• **TASK**:
For each line of the data below that holds "with", copy the line.

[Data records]
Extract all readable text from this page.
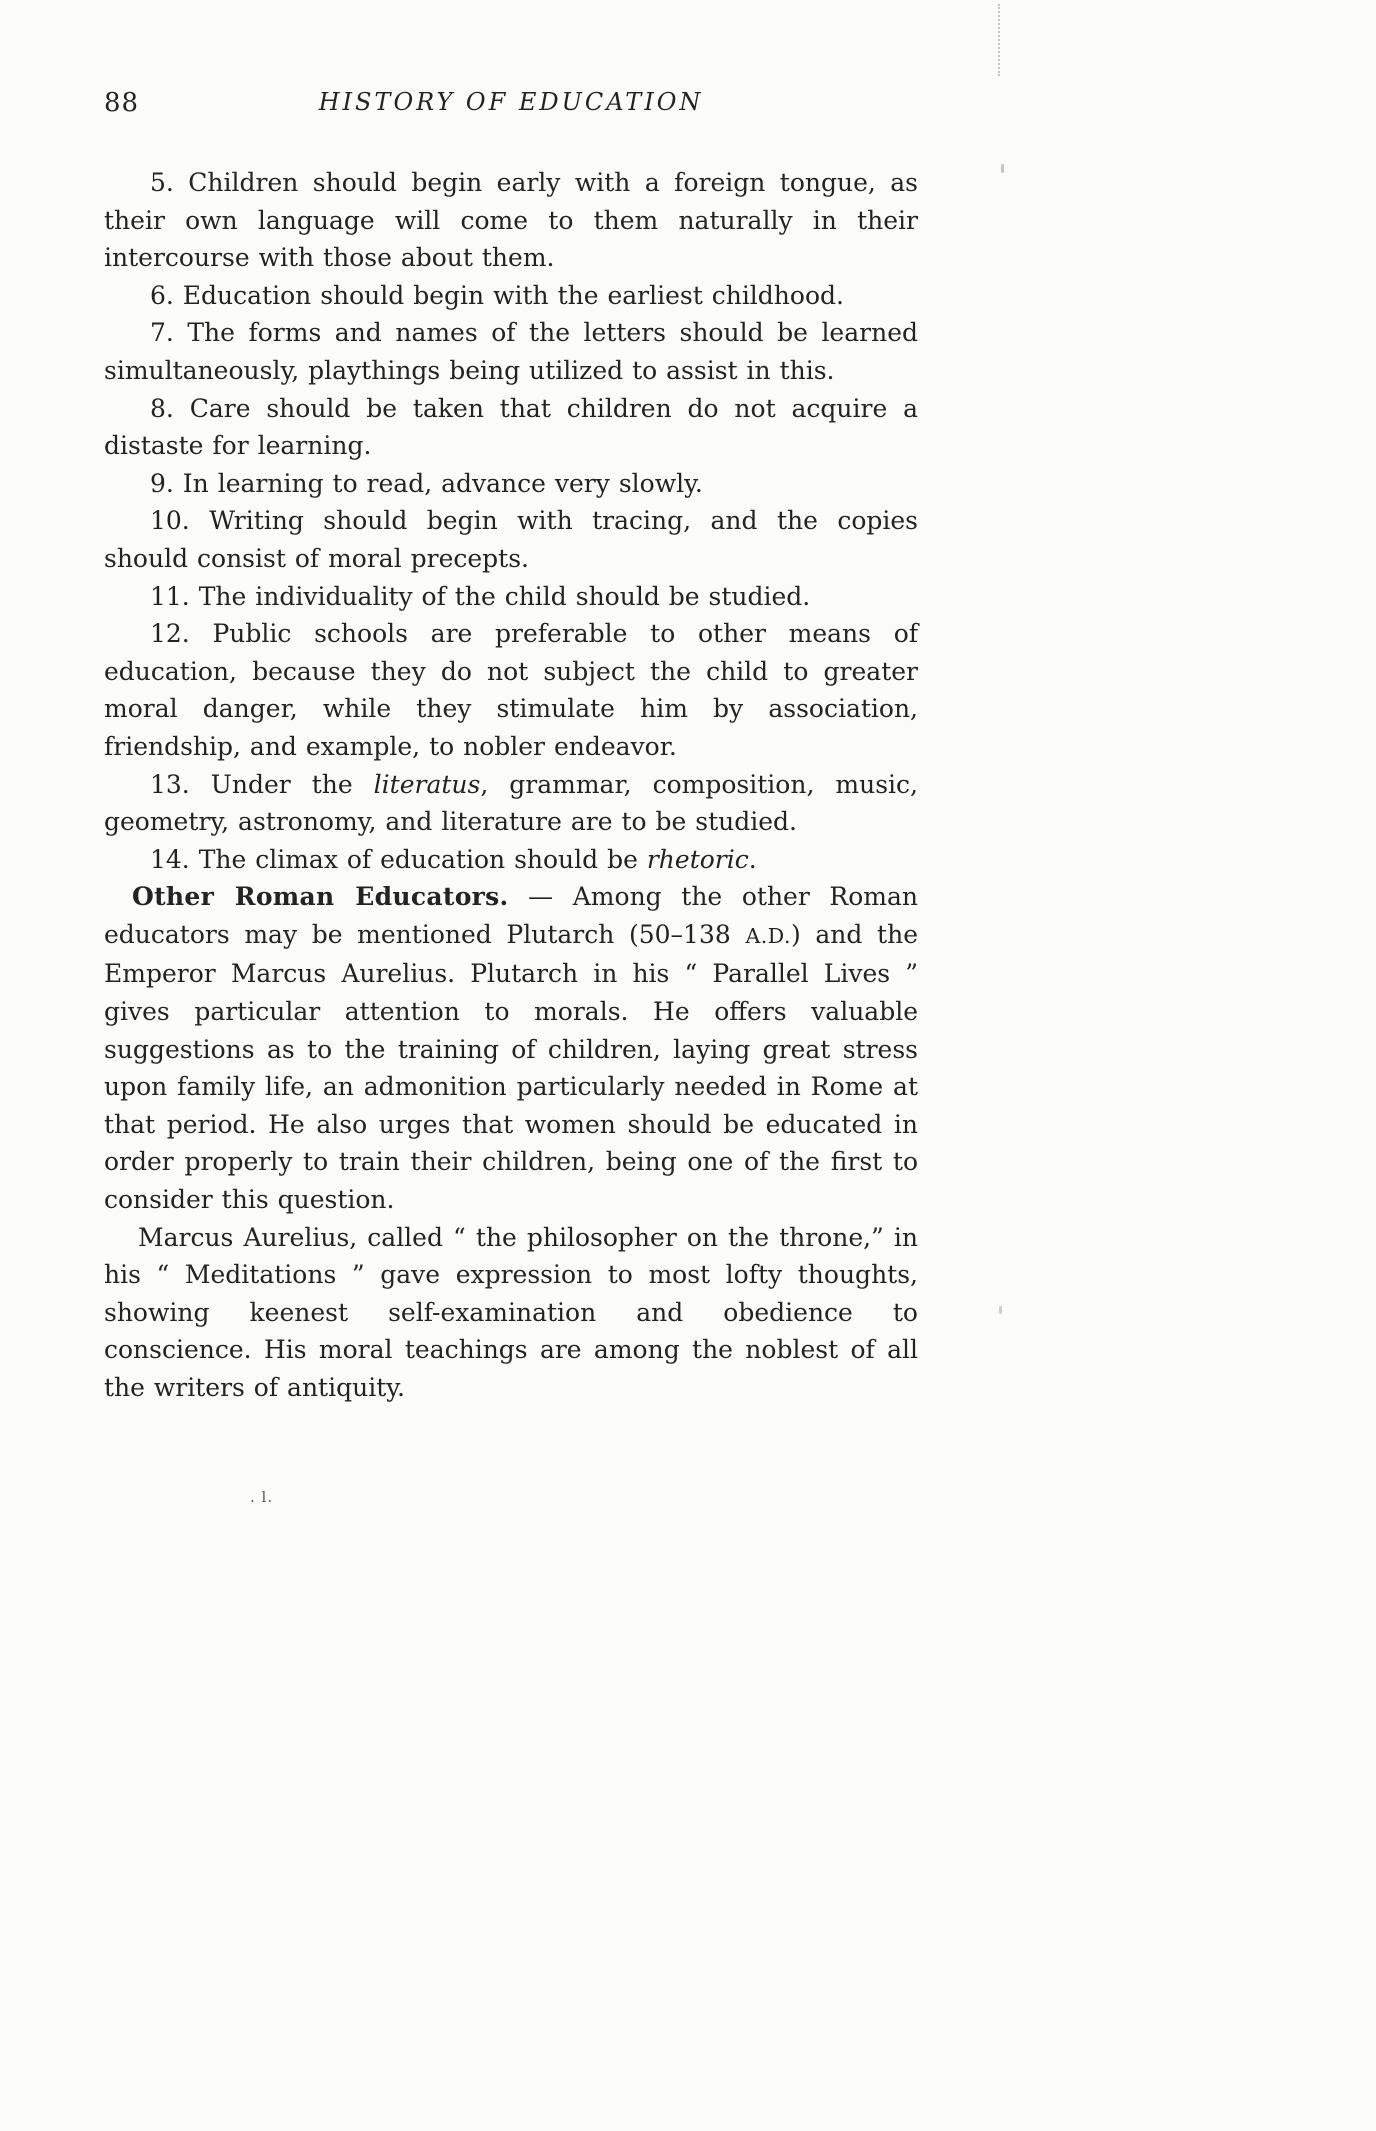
88	HISTORY OF EDUCATION

5. Children should begin early with a foreign tongue, as their own language will come to them naturally in their intercourse with those about them.

6. Education should begin with the earliest childhood.

7. The forms and names of the letters should be learned simultaneously, playthings being utilized to assist in this.

8. Care should be taken that children do not acquire a distaste for learning.

9. In learning to read, advance very slowly.

10. Writing should begin with tracing, and the copies should consist of moral precepts.

11. The individuality of the child should be studied.

12. Public schools are preferable to other means of education, because they do not subject the child to greater moral danger, while they stimulate him by association, friendship, and example, to nobler endeavor.

13. Under the literatus, grammar, composition, music, geometry, astronomy, and literature are to be studied.

14. The climax of education should be rhetoric.

Other Roman Educators. — Among the other Roman educators may be mentioned Plutarch (50–138 A.D.) and the Emperor Marcus Aurelius. Plutarch in his “ Parallel Lives ” gives particular attention to morals. He offers valuable suggestions as to the training of children, laying great stress upon family life, an admonition particularly needed in Rome at that period. He also urges that women should be educated in order properly to train their children, being one of the first to consider this question.

Marcus Aurelius, called “ the philosopher on the throne,” in his “ Meditations ” gave expression to most lofty thoughts, showing keenest self-examination and obedience to conscience. His moral teachings are among the noblest of all the writers of antiquity.

. l.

• **CORRECT RESPONSE**:
5. Children should begin early with a foreign tongue, as their own language will come to them naturally in their intercourse with those about them.
6. Education should begin with the earliest childhood.
10. Writing should begin with tracing, and the copies should consist of moral precepts.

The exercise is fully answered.